begin Provided data
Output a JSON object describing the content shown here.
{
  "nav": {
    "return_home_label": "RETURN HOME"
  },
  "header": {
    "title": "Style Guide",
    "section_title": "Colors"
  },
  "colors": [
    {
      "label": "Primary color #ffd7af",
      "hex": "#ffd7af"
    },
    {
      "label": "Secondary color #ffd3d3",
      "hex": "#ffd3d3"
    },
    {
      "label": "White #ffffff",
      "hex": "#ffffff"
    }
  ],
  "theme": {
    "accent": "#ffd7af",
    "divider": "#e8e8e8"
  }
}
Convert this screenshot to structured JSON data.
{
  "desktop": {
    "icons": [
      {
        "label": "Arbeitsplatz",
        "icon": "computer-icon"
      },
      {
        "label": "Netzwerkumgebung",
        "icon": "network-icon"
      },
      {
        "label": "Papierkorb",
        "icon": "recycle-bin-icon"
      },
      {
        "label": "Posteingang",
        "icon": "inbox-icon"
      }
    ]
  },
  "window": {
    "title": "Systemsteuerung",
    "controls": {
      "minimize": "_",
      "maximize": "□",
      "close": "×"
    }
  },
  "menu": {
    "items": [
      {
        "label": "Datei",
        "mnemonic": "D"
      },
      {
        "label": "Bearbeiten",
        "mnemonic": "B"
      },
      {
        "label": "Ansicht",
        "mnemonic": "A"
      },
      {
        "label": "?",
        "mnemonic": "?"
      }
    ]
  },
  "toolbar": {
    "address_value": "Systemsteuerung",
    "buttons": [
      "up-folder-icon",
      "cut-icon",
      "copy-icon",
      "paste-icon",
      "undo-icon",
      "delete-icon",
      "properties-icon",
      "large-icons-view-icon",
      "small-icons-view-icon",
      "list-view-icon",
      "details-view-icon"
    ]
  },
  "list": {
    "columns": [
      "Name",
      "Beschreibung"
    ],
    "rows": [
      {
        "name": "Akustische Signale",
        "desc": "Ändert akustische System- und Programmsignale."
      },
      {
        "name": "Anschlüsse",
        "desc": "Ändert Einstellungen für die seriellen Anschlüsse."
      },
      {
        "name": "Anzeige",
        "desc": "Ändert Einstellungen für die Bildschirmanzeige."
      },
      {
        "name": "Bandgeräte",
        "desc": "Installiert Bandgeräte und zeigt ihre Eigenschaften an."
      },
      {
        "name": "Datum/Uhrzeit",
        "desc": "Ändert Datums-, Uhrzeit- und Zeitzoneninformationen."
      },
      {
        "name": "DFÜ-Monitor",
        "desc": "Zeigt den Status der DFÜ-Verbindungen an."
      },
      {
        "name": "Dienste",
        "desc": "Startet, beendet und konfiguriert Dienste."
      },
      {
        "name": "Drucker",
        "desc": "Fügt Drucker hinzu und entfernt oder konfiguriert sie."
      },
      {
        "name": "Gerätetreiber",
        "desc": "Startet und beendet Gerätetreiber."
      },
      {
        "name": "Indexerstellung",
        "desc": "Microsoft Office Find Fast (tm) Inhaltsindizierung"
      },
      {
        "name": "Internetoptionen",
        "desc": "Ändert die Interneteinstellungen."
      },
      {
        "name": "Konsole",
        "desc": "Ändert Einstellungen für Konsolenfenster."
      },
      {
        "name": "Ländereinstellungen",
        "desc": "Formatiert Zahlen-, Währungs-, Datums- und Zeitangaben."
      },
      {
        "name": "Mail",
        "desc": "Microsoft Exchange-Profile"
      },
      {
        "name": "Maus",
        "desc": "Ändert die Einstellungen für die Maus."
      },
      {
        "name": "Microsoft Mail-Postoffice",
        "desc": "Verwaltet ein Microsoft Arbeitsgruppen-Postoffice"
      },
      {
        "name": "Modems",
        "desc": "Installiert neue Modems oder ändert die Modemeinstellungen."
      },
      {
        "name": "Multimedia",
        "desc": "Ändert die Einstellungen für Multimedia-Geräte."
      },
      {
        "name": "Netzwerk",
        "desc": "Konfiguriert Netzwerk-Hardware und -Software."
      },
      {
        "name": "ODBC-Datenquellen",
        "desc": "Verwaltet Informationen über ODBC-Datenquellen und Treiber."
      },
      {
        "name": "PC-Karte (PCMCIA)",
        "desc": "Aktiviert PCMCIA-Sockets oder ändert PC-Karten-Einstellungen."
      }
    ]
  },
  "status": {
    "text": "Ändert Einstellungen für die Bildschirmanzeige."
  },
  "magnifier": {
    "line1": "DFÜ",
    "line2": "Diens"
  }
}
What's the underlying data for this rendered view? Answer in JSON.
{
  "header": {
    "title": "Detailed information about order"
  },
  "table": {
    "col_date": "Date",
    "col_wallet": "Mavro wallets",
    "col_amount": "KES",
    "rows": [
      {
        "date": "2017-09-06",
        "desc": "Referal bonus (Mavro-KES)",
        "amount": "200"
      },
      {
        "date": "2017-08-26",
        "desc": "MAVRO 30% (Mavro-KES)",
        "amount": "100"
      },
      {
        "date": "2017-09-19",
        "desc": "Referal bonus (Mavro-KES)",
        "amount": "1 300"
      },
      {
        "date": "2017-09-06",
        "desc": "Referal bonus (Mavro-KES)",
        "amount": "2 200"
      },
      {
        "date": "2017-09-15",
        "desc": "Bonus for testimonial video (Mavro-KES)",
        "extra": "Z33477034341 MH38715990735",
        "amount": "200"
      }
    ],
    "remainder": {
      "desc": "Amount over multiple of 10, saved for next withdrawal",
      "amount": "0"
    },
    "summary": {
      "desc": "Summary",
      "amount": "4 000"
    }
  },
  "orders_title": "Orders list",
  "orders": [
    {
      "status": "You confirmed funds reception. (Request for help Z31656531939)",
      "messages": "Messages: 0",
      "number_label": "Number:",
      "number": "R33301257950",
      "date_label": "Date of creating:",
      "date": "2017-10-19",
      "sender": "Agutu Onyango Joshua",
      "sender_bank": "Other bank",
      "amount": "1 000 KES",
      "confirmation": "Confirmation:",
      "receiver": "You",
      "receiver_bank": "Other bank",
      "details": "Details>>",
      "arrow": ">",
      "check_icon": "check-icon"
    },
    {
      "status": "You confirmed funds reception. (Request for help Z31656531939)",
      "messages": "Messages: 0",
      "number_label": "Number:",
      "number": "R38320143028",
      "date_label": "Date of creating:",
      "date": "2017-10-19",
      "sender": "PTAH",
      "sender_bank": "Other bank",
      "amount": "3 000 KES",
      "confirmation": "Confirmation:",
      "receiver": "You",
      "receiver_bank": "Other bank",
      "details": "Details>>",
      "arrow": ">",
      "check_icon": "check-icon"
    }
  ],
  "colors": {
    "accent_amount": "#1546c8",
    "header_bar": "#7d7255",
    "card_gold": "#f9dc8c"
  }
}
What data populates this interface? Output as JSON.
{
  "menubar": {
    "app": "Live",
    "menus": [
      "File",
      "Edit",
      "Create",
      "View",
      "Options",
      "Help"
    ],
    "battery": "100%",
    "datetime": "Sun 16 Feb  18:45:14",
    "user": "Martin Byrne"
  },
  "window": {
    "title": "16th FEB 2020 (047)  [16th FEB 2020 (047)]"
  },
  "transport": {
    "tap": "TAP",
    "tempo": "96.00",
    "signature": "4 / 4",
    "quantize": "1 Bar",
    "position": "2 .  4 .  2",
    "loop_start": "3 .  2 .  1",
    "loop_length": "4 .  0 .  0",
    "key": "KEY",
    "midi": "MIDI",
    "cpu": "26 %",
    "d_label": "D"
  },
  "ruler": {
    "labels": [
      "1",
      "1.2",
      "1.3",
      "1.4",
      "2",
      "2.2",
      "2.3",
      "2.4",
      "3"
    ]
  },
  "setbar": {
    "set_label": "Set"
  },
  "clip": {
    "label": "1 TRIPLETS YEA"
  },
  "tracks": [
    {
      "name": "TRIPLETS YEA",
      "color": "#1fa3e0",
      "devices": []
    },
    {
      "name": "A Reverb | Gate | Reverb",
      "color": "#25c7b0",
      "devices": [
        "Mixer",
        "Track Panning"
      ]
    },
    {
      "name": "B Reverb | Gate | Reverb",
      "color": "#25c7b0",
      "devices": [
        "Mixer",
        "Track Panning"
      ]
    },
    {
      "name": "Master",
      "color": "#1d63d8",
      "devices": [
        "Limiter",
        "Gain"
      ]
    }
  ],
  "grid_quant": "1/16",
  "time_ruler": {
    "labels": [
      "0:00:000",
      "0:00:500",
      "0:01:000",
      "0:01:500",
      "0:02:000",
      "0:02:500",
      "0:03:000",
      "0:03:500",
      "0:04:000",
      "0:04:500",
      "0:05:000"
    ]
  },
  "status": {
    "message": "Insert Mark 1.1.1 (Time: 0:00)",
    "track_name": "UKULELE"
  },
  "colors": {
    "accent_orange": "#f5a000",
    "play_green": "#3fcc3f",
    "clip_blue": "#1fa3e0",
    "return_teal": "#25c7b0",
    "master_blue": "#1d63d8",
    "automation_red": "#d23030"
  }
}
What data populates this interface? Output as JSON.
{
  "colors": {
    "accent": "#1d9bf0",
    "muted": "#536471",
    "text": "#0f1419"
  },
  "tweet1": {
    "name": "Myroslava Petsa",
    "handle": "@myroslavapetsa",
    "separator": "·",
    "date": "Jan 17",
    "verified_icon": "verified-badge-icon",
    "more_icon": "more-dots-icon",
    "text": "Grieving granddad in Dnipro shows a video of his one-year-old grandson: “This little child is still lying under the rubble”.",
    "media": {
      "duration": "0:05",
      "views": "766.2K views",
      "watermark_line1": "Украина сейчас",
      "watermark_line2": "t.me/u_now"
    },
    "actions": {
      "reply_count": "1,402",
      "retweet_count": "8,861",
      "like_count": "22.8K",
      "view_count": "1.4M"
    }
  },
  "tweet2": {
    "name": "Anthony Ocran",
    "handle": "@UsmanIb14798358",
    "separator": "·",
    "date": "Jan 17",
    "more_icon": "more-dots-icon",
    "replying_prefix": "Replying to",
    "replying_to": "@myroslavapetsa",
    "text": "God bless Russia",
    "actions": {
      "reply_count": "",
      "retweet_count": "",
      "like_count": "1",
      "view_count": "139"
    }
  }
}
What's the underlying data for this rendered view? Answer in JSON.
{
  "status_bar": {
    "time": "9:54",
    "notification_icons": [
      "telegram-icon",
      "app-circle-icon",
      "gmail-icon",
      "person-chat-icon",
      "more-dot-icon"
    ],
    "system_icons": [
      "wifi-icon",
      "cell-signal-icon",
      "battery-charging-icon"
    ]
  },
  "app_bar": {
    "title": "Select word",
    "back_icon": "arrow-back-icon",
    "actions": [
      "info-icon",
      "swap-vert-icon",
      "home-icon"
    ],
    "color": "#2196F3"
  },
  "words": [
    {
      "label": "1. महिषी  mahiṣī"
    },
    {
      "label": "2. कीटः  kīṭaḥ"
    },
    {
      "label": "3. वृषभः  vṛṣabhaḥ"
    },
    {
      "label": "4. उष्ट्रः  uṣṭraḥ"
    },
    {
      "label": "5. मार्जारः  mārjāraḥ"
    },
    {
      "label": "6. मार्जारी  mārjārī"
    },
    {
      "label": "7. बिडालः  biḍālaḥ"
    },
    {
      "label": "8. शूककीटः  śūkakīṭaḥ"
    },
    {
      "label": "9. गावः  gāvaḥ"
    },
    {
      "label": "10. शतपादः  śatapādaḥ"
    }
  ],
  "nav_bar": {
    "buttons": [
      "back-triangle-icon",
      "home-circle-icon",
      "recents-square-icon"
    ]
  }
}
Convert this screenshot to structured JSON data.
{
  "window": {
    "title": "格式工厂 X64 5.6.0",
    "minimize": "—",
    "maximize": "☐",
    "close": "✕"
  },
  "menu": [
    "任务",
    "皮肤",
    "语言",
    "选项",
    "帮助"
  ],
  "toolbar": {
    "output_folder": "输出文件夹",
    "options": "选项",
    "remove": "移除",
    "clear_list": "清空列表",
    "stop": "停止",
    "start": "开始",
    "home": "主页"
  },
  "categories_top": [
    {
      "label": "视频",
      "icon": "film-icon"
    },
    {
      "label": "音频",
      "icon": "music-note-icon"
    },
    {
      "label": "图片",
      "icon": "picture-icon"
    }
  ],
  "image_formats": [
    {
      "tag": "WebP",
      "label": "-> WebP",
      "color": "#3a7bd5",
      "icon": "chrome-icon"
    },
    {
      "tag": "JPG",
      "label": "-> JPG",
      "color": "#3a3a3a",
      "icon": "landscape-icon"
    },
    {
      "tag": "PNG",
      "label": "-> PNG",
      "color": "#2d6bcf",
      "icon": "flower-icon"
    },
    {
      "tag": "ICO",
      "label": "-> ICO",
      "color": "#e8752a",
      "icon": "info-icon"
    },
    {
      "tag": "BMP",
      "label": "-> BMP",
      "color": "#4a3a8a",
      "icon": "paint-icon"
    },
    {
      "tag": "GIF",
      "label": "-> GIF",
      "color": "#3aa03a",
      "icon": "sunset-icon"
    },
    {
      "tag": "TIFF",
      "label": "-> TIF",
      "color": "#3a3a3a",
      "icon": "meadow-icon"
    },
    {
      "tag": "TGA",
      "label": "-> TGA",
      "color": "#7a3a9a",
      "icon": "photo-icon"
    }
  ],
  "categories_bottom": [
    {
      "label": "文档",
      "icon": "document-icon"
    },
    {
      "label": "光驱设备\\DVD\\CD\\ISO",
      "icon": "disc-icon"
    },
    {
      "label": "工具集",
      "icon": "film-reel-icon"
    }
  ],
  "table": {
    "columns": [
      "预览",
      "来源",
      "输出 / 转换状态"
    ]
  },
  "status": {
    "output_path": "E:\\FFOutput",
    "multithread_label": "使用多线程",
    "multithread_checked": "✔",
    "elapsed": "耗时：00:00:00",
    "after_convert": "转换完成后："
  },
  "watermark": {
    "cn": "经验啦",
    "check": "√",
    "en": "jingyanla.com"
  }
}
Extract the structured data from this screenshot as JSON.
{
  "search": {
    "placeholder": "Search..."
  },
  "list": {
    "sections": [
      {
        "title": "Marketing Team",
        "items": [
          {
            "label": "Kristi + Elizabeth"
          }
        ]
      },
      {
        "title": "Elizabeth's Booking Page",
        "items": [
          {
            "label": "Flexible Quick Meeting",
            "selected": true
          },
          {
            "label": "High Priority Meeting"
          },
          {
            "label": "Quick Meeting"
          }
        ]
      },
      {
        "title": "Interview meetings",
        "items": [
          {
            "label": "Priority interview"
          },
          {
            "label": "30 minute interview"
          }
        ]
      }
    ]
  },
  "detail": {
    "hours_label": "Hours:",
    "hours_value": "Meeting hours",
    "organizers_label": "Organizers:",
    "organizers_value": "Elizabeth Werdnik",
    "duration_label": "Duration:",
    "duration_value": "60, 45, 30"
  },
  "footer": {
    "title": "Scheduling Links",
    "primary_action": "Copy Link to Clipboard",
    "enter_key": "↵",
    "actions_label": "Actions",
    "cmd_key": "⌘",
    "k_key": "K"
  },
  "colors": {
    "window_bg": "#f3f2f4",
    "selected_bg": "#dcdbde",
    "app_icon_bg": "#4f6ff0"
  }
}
end Provided data
Work to do:
Which lines above hold the word "Microsoft"? Copy each of them.

The solution:
        "desc": "Microsoft Office Find Fast (tm) Inhaltsindizierung"
        "desc": "Microsoft Exchange-Profile"
        "name": "Microsoft Mail-Postoffice",
        "desc": "Verwaltet ein Microsoft Arbeitsgruppen-Postoffice"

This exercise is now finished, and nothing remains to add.